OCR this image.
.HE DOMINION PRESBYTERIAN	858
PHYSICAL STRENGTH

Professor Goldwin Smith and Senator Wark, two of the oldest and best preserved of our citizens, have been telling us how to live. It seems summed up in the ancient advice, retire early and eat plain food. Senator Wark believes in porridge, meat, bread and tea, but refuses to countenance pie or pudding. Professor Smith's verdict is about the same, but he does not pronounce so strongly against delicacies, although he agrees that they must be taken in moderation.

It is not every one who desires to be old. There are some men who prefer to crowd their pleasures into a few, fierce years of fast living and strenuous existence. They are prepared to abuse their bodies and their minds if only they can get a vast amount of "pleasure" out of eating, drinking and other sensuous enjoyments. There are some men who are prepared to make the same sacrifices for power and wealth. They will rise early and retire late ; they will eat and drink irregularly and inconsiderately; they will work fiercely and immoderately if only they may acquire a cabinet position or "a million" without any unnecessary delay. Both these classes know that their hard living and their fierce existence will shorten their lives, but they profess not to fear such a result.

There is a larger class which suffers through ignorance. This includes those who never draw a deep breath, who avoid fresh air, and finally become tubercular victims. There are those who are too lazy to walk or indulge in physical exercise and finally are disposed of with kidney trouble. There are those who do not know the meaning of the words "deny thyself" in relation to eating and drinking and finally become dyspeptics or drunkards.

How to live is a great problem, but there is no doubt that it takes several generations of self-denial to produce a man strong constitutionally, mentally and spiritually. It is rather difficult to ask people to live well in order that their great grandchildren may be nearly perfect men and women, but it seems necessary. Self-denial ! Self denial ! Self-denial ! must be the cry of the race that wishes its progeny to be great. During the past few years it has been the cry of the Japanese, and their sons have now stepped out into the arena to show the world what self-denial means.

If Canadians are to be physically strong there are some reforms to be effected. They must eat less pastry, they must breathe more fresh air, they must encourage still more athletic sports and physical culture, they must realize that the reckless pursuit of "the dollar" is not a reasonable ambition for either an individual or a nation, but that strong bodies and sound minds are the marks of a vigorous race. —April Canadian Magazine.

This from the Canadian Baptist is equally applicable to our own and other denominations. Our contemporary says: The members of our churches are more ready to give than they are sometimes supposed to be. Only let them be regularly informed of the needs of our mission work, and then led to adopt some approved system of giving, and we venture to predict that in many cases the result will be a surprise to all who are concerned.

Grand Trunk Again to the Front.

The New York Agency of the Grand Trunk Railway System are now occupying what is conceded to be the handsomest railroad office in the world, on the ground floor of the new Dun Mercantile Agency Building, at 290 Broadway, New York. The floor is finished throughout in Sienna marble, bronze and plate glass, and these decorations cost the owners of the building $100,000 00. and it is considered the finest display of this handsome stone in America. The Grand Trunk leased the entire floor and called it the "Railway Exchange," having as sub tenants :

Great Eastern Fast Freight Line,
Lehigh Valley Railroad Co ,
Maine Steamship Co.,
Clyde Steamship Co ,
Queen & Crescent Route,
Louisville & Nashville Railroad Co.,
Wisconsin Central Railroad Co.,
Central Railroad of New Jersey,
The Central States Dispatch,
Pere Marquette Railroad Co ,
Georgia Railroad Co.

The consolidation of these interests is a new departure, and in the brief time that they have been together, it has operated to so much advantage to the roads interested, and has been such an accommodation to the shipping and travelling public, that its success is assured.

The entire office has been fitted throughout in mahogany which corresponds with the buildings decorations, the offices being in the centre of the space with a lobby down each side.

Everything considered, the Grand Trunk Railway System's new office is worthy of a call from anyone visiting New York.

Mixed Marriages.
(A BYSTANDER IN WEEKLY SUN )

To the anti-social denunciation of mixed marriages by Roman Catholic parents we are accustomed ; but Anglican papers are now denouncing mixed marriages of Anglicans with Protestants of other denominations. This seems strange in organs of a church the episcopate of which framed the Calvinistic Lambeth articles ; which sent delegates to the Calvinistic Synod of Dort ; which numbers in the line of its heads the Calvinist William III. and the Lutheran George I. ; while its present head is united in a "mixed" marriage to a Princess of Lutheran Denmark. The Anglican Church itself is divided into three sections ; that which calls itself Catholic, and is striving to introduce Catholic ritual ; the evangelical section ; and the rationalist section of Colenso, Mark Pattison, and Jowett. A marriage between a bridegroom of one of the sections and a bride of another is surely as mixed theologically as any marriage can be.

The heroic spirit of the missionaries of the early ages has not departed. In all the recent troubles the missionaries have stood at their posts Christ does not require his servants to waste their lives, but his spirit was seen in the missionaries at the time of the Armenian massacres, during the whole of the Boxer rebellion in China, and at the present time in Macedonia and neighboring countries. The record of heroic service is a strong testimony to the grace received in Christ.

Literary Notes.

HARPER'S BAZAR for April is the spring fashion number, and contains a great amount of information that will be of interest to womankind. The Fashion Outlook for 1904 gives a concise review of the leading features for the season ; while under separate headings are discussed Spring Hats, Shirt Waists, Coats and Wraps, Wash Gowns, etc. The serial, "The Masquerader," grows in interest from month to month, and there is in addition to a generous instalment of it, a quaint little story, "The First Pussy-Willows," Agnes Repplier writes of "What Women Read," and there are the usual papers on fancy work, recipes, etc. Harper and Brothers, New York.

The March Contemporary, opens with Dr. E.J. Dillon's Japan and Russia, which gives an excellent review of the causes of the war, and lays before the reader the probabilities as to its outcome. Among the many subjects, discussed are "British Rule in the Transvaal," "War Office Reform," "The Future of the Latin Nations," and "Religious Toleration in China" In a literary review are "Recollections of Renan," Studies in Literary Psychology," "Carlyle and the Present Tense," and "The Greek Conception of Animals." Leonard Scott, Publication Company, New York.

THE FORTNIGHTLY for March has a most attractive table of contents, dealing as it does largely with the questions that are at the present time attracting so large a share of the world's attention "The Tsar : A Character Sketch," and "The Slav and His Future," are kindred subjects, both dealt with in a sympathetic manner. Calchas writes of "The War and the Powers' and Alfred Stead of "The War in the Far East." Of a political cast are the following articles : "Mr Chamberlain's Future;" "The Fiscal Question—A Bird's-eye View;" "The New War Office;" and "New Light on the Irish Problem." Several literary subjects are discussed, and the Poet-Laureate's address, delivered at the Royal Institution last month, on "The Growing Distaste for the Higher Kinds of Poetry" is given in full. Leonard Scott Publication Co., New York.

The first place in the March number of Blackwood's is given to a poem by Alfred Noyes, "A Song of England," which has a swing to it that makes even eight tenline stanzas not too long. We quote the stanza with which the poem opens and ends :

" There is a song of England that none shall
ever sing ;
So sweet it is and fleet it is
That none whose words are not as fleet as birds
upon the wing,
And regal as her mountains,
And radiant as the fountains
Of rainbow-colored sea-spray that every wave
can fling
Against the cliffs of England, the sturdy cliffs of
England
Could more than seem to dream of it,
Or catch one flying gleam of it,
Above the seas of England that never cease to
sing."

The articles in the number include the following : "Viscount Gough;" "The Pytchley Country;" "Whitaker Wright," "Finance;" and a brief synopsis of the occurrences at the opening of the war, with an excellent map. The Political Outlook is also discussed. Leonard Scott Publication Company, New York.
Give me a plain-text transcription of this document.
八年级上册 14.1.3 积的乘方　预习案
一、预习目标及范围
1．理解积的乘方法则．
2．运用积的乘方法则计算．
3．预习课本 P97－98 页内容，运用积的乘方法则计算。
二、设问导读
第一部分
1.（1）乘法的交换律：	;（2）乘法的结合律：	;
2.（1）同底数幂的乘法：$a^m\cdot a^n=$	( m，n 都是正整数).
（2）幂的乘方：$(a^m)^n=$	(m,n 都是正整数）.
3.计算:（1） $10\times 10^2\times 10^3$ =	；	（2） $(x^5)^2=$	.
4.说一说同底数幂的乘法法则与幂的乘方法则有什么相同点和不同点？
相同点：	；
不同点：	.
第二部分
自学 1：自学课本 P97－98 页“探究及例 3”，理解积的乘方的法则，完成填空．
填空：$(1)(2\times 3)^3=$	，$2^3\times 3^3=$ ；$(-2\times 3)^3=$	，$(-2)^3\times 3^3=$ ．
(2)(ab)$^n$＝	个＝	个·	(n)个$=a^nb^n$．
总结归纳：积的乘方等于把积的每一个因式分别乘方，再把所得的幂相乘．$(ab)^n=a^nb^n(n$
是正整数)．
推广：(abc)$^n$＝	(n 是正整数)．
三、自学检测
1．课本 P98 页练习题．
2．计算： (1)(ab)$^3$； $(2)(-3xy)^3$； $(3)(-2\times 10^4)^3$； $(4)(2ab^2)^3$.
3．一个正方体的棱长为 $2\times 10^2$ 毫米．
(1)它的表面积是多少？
• • • • •
How many of the lines above contain the string "fleet"? Give the number only.

2